Leave out the pictures and repeat the rest of the material exactly.

Rows from a dataset:

******************************

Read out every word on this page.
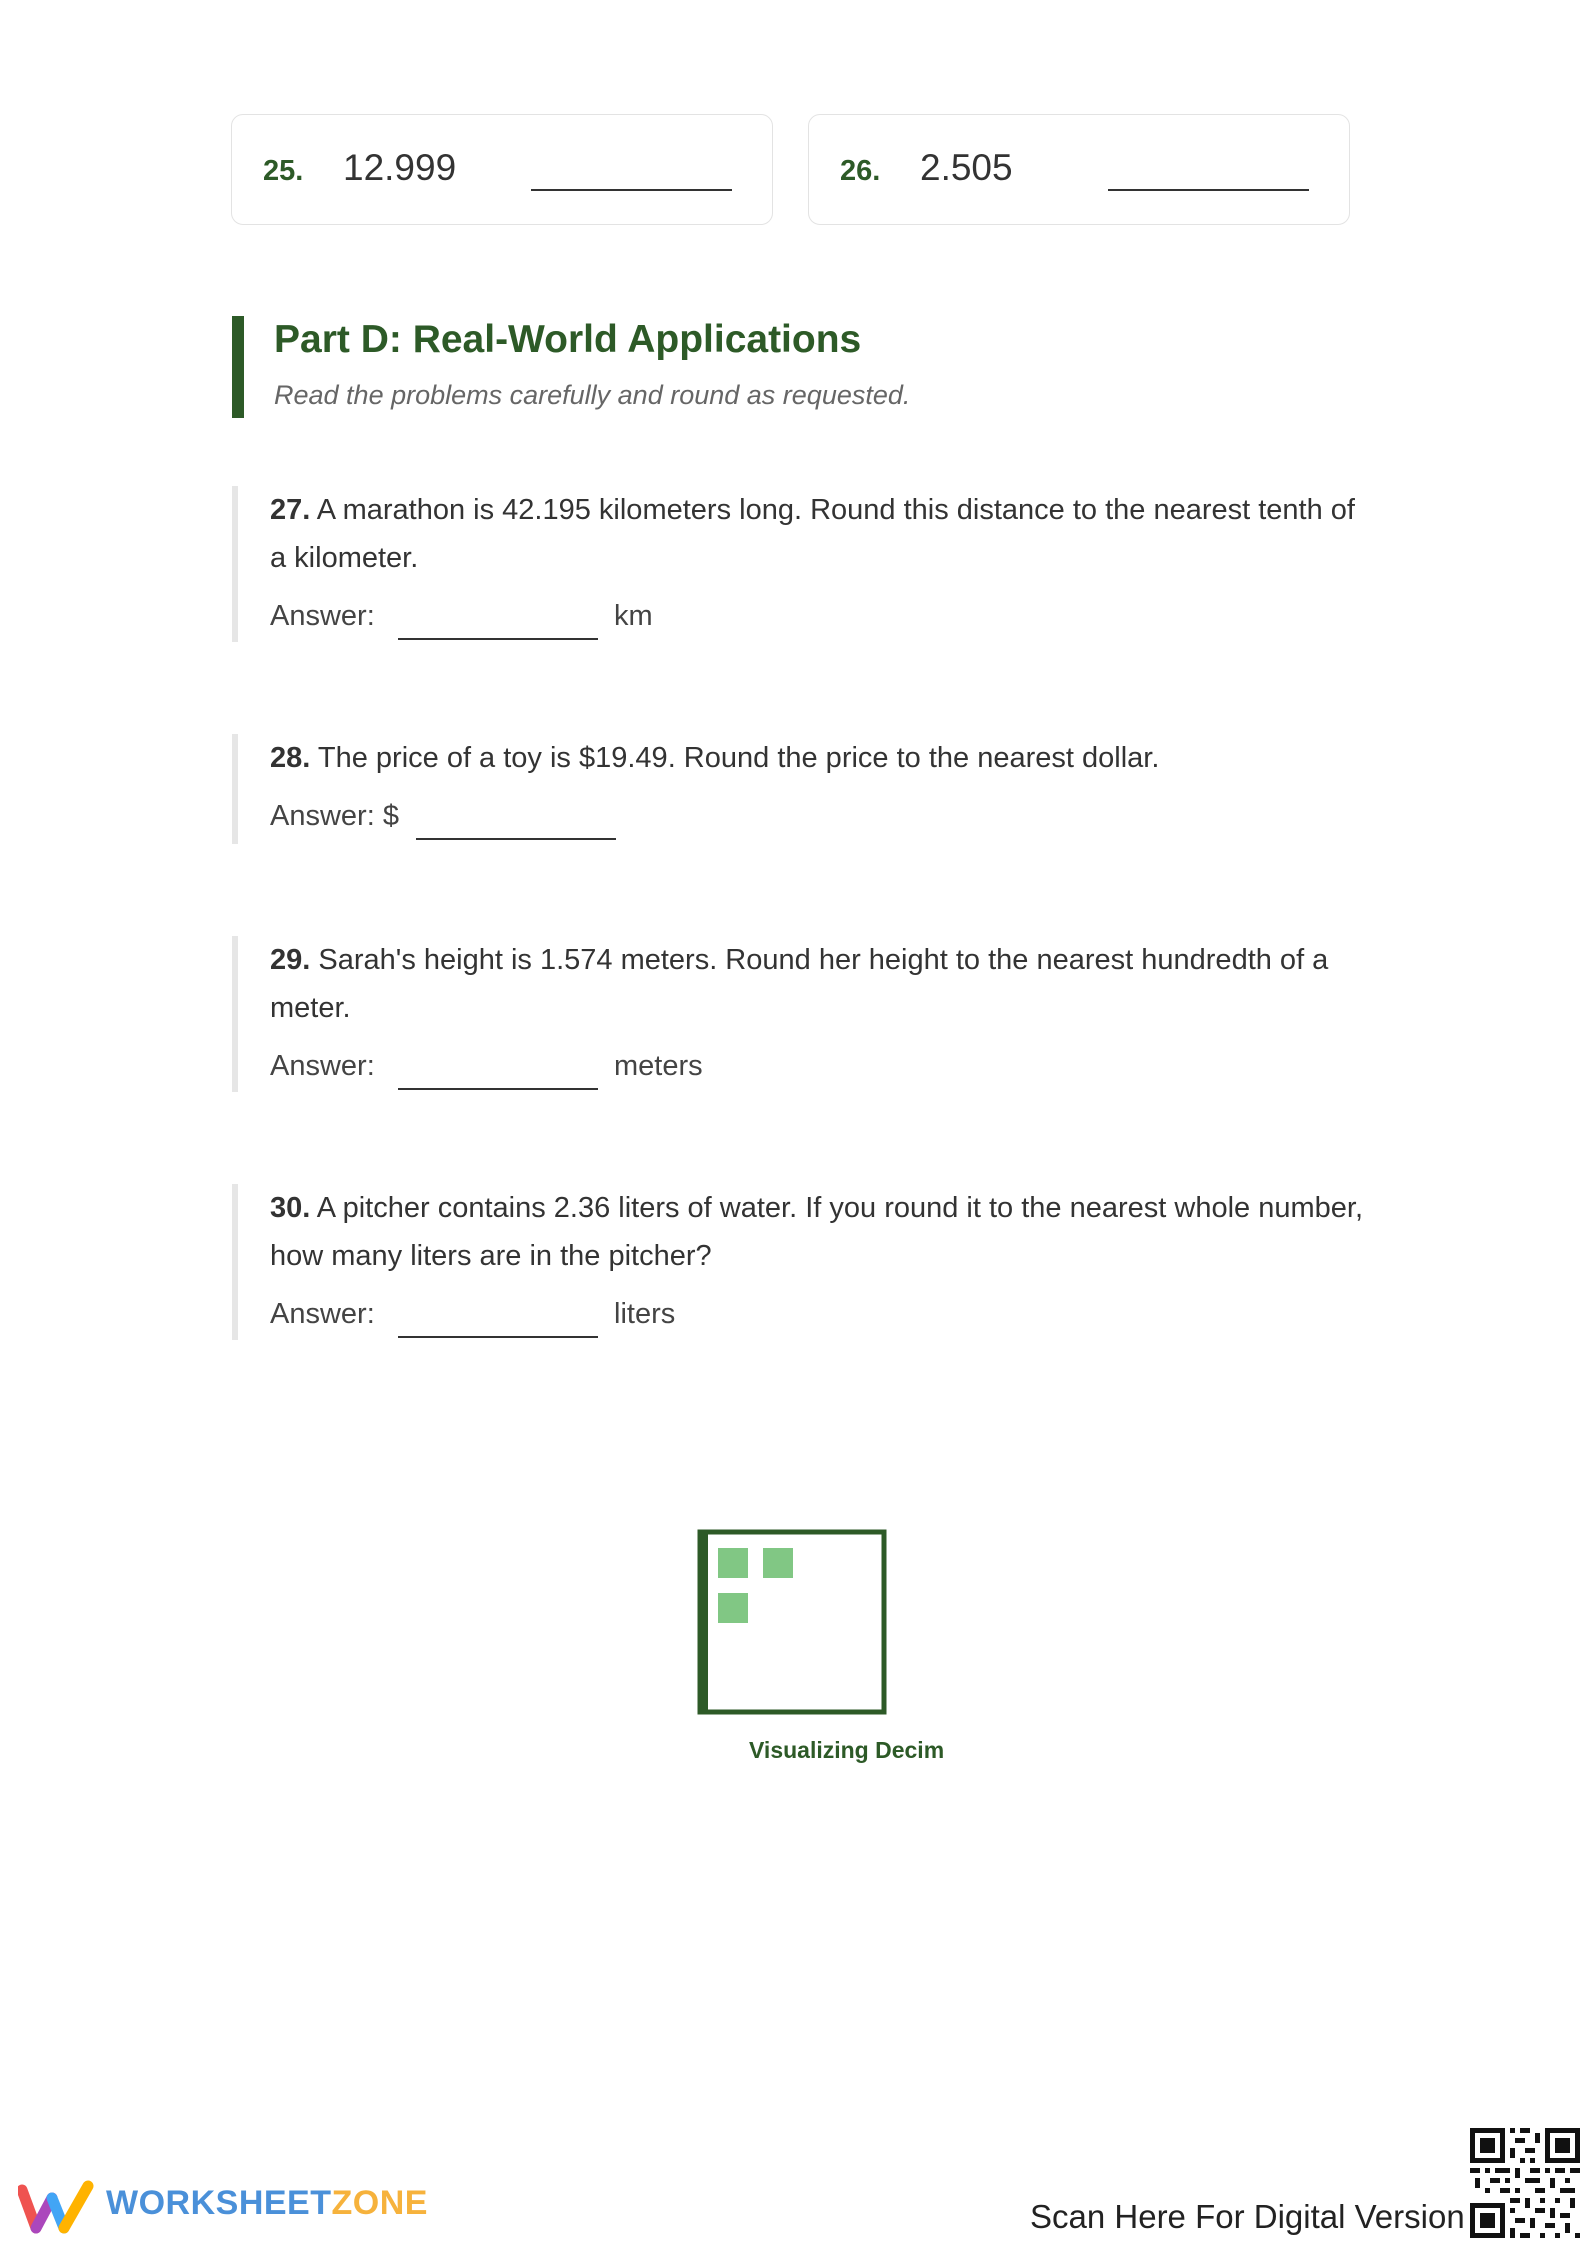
25. 12.999	26. 2.505
Part D: Real-World Applications
Read the problems carefully and round as requested.
27. A marathon is 42.195 kilometers long. Round this distance to the nearest tenth of a kilometer.
Answer:	km
28. The price of a toy is $19.49. Round the price to the nearest dollar.
Answer: $
29. Sarah's height is 1.574 meters. Round her height to the nearest hundredth of a meter.
Answer:	meters
30. A pitcher contains 2.36 liters of water. If you round it to the nearest whole number, how many liters are in the pitcher?
Answer:	liters
Visualizing Decim
WORKSHEETZONE	Scan Here For Digital Version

******************************

Answer to the exercise
Read out every word on this page.
25. 12.999	26. 2.505
Part D: Real-World Applications
Read the problems carefully and round as requested.
27. A marathon is 42.195 kilometers long. Round this distance to the nearest tenth of a kilometer.
Answer:	km
28. The price of a toy is $19.49. Round the price to the nearest dollar.
Answer: $
29. Sarah's height is 1.574 meters. Round her height to the nearest hundredth of a meter.
Answer:	meters
30. A pitcher contains 2.36 liters of water. If you round it to the nearest whole number, how many liters are in the pitcher?
Answer:	liters
Visualizing Decim
WORKSHEETZONE	Scan Here For Digital Version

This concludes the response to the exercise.